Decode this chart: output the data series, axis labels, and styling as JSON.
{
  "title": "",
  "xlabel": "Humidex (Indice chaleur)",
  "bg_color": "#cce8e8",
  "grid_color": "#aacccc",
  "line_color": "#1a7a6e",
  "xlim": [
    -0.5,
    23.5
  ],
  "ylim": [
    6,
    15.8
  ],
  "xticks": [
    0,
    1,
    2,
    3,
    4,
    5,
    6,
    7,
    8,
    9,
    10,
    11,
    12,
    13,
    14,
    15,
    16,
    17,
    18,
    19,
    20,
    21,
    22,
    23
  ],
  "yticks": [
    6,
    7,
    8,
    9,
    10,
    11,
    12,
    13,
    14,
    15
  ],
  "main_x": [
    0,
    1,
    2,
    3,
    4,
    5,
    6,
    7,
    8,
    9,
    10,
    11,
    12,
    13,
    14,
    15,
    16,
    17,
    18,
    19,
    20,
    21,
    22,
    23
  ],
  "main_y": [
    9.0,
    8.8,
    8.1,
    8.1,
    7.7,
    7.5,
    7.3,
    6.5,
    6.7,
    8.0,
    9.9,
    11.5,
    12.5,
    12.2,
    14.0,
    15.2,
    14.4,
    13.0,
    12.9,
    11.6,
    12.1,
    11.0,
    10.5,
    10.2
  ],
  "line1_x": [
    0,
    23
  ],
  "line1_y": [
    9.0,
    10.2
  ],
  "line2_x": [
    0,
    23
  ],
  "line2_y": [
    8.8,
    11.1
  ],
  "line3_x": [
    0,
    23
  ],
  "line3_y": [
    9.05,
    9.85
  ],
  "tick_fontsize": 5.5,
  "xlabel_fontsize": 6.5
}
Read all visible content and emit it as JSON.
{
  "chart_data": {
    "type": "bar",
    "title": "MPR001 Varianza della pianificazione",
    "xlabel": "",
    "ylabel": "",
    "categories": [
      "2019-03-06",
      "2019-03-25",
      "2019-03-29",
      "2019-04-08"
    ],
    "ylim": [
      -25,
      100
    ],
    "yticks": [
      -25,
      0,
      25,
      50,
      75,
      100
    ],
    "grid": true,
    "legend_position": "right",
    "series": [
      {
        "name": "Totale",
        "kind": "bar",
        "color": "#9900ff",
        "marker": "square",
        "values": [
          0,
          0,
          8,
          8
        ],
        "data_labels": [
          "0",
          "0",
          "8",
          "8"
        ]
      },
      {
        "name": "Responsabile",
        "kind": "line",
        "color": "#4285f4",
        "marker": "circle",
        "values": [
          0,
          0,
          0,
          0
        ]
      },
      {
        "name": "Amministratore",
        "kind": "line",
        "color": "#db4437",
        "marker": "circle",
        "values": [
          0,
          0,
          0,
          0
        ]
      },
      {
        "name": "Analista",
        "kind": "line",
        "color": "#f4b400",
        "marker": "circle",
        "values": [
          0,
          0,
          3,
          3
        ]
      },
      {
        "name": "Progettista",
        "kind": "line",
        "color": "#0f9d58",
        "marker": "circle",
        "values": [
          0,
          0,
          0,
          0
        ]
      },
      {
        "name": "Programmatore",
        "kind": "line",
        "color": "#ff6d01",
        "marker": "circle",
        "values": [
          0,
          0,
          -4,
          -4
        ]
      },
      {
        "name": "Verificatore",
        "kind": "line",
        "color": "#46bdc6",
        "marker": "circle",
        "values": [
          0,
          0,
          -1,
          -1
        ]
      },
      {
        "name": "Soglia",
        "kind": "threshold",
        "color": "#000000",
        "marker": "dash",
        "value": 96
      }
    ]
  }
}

##########

- **Problem to work on**: Please repeat the listing exactly, with nothing left out.

- **Result of the exercise**:
Decode this chart: output the data series, axis labels, and styling as JSON.
{
  "title": "",
  "xlabel": "Humidex (Indice chaleur)",
  "bg_color": "#cce8e8",
  "grid_color": "#aacccc",
  "line_color": "#1a7a6e",
  "xlim": [
    -0.5,
    23.5
  ],
  "ylim": [
    6,
    15.8
  ],
  "xticks": [
    0,
    1,
    2,
    3,
    4,
    5,
    6,
    7,
    8,
    9,
    10,
    11,
    12,
    13,
    14,
    15,
    16,
    17,
    18,
    19,
    20,
    21,
    22,
    23
  ],
  "yticks": [
    6,
    7,
    8,
    9,
    10,
    11,
    12,
    13,
    14,
    15
  ],
  "main_x": [
    0,
    1,
    2,
    3,
    4,
    5,
    6,
    7,
    8,
    9,
    10,
    11,
    12,
    13,
    14,
    15,
    16,
    17,
    18,
    19,
    20,
    21,
    22,
    23
  ],
  "main_y": [
    9.0,
    8.8,
    8.1,
    8.1,
    7.7,
    7.5,
    7.3,
    6.5,
    6.7,
    8.0,
    9.9,
    11.5,
    12.5,
    12.2,
    14.0,
    15.2,
    14.4,
    13.0,
    12.9,
    11.6,
    12.1,
    11.0,
    10.5,
    10.2
  ],
  "line1_x": [
    0,
    23
  ],
  "line1_y": [
    9.0,
    10.2
  ],
  "line2_x": [
    0,
    23
  ],
  "line2_y": [
    8.8,
    11.1
  ],
  "line3_x": [
    0,
    23
  ],
  "line3_y": [
    9.05,
    9.85
  ],
  "tick_fontsize": 5.5,
  "xlabel_fontsize": 6.5
}
Read all visible content and emit it as JSON.
{
  "chart_data": {
    "type": "bar",
    "title": "MPR001 Varianza della pianificazione",
    "xlabel": "",
    "ylabel": "",
    "categories": [
      "2019-03-06",
      "2019-03-25",
      "2019-03-29",
      "2019-04-08"
    ],
    "ylim": [
      -25,
      100
    ],
    "yticks": [
      -25,
      0,
      25,
      50,
      75,
      100
    ],
    "grid": true,
    "legend_position": "right",
    "series": [
      {
        "name": "Totale",
        "kind": "bar",
        "color": "#9900ff",
        "marker": "square",
        "values": [
          0,
          0,
          8,
          8
        ],
        "data_labels": [
          "0",
          "0",
          "8",
          "8"
        ]
      },
      {
        "name": "Responsabile",
        "kind": "line",
        "color": "#4285f4",
        "marker": "circle",
        "values": [
          0,
          0,
          0,
          0
        ]
      },
      {
        "name": "Amministratore",
        "kind": "line",
        "color": "#db4437",
        "marker": "circle",
        "values": [
          0,
          0,
          0,
          0
        ]
      },
      {
        "name": "Analista",
        "kind": "line",
        "color": "#f4b400",
        "marker": "circle",
        "values": [
          0,
          0,
          3,
          3
        ]
      },
      {
        "name": "Progettista",
        "kind": "line",
        "color": "#0f9d58",
        "marker": "circle",
        "values": [
          0,
          0,
          0,
          0
        ]
      },
      {
        "name": "Programmatore",
        "kind": "line",
        "color": "#ff6d01",
        "marker": "circle",
        "values": [
          0,
          0,
          -4,
          -4
        ]
      },
      {
        "name": "Verificatore",
        "kind": "line",
        "color": "#46bdc6",
        "marker": "circle",
        "values": [
          0,
          0,
          -1,
          -1
        ]
      },
      {
        "name": "Soglia",
        "kind": "threshold",
        "color": "#000000",
        "marker": "dash",
        "value": 96
      }
    ]
  }
}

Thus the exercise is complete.